Reproduce each line that includes the word "Linear".

======== PROVIDED DATA

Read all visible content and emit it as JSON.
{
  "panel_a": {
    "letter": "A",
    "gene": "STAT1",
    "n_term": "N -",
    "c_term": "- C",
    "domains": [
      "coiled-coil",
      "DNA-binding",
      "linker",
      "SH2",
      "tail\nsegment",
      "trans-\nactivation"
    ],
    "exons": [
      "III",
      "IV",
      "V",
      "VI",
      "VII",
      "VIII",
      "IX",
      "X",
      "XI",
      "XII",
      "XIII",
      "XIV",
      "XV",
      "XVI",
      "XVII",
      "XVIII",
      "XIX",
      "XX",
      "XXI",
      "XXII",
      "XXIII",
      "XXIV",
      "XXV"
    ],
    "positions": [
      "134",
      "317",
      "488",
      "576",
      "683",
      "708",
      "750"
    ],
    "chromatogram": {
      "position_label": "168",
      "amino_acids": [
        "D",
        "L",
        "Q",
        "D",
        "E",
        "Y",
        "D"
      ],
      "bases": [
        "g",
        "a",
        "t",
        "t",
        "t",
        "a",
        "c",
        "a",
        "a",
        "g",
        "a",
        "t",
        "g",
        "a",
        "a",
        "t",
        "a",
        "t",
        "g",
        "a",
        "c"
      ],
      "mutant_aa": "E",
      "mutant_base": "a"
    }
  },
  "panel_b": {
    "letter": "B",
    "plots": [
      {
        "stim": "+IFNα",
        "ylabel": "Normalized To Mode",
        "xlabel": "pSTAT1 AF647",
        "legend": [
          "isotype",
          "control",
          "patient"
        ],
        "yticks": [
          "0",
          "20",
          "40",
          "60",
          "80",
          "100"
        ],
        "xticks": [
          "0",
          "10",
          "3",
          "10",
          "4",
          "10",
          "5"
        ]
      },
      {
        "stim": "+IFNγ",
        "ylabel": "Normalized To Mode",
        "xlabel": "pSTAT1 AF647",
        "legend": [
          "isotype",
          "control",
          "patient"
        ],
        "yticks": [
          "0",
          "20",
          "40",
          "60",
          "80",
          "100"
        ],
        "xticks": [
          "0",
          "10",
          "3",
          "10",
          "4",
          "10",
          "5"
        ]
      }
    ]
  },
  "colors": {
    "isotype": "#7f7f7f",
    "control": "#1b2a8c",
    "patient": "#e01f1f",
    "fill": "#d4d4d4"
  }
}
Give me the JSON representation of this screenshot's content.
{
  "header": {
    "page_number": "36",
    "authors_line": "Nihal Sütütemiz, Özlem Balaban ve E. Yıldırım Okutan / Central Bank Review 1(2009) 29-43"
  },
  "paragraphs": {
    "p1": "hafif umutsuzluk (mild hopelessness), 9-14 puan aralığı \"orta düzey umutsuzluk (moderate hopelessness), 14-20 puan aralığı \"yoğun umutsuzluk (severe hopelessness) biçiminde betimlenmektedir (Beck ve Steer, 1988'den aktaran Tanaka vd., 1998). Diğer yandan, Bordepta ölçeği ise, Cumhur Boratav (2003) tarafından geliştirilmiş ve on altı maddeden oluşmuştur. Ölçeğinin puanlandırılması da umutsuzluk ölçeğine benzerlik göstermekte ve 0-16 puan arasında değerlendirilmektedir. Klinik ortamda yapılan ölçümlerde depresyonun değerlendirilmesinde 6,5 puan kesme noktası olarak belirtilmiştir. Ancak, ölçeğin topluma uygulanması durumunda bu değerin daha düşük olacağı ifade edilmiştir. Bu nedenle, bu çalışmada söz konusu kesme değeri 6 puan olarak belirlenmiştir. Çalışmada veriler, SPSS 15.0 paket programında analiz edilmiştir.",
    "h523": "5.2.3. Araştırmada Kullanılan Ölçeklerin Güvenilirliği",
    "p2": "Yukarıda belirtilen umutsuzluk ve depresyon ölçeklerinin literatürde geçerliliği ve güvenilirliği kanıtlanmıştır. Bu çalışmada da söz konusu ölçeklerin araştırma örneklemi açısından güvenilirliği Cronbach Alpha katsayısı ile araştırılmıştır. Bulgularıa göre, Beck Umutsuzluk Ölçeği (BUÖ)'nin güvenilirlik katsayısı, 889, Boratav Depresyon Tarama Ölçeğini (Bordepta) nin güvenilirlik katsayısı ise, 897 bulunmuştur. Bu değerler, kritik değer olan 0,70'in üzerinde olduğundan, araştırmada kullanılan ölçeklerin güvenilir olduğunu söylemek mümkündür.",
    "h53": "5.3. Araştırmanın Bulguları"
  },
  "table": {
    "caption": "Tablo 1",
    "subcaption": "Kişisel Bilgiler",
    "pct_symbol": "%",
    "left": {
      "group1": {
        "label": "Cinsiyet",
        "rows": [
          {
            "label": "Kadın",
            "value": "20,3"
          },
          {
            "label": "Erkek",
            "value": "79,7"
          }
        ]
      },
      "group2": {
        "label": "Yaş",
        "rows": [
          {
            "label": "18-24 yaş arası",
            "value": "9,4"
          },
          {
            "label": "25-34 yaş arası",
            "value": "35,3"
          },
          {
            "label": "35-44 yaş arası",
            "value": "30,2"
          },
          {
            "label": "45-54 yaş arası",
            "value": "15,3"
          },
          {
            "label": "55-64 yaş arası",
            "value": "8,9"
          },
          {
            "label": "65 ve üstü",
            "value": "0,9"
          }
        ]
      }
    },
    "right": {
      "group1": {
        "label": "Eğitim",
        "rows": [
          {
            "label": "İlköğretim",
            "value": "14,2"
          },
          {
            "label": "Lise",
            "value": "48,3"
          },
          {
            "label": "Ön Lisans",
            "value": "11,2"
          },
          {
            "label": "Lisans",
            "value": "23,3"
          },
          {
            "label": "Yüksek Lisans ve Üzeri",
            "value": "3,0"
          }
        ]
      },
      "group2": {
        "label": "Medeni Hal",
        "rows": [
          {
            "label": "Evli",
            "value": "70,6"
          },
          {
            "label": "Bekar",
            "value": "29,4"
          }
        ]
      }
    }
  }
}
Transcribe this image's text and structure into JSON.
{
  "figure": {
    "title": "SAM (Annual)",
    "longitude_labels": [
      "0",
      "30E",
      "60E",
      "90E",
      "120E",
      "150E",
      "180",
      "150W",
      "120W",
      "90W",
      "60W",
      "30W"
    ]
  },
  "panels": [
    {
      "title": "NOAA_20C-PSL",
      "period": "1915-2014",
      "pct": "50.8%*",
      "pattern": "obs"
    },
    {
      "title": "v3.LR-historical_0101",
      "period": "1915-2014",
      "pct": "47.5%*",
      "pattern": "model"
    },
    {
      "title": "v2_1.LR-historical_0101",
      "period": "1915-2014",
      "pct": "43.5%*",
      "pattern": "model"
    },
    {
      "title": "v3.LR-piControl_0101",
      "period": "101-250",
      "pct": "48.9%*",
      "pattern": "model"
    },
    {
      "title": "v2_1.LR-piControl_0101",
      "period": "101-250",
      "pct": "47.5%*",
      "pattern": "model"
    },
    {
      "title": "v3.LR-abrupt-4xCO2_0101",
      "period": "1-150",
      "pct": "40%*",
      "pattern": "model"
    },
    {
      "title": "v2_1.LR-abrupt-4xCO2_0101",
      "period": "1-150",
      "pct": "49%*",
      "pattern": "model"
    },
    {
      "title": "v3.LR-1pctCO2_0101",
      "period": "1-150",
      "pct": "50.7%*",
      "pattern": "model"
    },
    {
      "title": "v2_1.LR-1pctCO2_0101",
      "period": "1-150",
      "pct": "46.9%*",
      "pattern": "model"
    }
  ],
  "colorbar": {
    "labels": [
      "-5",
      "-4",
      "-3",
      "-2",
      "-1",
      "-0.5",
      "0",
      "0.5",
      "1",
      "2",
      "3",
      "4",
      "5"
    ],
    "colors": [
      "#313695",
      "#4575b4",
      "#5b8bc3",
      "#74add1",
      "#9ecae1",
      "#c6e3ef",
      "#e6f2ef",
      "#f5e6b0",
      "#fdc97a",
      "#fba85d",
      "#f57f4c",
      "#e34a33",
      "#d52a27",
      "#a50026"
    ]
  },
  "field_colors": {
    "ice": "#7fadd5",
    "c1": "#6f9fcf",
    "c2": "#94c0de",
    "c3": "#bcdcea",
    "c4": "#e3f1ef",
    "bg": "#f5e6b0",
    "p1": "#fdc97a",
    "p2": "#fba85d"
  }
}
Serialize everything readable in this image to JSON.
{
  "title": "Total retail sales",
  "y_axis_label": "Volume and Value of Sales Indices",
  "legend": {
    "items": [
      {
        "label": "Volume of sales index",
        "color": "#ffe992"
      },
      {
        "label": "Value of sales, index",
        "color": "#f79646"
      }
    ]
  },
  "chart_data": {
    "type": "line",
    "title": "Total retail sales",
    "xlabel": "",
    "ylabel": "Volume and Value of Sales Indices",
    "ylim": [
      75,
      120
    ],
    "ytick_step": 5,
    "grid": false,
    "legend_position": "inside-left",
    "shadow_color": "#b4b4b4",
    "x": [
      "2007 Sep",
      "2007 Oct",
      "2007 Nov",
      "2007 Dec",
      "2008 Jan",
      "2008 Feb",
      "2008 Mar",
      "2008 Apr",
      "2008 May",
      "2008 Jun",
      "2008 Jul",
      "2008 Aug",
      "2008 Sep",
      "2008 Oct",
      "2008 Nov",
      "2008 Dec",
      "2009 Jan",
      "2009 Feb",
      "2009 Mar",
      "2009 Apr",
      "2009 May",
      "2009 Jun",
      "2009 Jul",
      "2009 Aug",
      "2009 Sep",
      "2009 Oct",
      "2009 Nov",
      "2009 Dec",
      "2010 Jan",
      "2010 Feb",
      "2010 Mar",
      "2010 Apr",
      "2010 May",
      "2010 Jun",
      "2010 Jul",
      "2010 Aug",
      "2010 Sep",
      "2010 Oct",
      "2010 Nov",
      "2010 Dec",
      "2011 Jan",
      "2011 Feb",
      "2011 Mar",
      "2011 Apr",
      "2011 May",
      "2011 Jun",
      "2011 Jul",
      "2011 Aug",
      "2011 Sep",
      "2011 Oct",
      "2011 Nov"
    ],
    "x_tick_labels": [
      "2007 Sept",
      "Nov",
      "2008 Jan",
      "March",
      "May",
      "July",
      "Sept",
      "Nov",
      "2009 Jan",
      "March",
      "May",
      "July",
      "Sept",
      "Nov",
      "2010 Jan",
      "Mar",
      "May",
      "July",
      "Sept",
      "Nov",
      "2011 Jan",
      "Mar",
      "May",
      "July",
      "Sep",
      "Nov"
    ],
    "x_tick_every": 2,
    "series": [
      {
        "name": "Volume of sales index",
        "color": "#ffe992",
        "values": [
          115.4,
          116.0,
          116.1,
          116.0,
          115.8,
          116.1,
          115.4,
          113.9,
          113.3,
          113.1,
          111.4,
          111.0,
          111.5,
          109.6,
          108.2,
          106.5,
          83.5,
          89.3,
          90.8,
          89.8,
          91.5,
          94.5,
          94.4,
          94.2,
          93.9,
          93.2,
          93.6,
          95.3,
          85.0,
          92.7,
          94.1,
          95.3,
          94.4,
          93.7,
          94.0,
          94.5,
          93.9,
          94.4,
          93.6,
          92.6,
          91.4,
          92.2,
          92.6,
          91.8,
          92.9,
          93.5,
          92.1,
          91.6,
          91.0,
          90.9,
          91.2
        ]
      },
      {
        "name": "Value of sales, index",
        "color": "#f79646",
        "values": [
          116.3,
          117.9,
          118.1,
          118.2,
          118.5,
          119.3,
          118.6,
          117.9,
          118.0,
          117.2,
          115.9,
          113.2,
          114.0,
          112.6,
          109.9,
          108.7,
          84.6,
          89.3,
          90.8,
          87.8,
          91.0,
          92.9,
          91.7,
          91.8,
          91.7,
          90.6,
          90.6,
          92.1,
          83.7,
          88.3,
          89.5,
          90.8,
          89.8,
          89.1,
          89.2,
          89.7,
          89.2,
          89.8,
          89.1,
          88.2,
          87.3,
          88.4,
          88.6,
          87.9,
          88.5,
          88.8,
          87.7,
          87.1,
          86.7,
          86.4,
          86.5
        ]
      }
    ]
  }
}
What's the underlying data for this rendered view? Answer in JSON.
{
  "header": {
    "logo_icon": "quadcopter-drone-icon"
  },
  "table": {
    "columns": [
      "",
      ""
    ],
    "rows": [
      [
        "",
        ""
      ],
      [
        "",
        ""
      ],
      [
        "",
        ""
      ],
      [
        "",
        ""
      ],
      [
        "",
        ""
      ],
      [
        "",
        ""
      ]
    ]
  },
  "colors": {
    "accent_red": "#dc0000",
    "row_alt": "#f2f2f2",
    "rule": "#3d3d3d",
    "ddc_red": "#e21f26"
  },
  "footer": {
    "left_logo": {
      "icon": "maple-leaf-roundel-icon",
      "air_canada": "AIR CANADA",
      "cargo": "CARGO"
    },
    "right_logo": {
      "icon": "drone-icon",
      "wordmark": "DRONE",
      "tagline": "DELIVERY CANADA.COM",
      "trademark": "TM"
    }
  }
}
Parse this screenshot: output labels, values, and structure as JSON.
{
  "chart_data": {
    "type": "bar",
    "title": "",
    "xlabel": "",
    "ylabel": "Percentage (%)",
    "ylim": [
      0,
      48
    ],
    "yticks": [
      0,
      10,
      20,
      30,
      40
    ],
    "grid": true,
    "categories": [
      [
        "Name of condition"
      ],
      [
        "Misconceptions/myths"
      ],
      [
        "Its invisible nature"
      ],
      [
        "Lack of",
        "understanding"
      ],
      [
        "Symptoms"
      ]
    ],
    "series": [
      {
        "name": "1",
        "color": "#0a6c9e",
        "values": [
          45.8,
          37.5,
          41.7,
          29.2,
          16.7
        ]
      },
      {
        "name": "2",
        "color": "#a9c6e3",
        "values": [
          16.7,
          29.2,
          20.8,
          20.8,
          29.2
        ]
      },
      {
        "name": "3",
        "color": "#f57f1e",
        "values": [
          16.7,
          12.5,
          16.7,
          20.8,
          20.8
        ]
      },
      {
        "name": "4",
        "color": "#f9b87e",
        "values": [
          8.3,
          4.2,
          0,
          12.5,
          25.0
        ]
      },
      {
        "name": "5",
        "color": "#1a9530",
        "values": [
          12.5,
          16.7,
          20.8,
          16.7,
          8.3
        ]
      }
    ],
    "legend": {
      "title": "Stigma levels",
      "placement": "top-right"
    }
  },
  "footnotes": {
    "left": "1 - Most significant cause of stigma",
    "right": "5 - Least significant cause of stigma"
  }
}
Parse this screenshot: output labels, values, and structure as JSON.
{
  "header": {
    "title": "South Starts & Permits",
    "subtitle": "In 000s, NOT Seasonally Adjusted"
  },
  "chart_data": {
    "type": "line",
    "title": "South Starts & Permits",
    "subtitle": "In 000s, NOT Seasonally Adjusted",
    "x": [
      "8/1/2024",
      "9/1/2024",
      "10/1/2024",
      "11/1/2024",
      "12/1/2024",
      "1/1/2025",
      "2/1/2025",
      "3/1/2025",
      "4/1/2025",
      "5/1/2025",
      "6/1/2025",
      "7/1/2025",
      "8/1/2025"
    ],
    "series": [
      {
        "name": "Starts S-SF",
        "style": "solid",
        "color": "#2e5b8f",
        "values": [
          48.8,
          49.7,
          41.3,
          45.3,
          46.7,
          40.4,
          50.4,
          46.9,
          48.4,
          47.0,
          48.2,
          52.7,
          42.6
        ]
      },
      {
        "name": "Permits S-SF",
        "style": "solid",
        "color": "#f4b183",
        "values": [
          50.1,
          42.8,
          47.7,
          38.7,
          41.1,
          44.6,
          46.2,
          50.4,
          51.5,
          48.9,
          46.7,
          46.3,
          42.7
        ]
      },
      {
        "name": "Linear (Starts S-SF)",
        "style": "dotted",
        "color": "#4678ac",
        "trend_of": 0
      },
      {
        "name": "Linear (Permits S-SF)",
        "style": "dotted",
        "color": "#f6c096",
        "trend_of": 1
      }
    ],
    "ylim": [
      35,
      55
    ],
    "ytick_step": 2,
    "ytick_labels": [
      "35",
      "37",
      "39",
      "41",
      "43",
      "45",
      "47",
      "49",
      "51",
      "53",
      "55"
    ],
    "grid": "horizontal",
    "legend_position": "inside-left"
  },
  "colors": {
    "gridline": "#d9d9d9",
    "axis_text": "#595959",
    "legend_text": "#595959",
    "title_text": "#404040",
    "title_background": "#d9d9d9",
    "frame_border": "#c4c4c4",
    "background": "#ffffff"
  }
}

================

**FULL SOLUTION**
        "name": "Linear (Starts S-SF)",
        "name": "Linear (Permits S-SF)",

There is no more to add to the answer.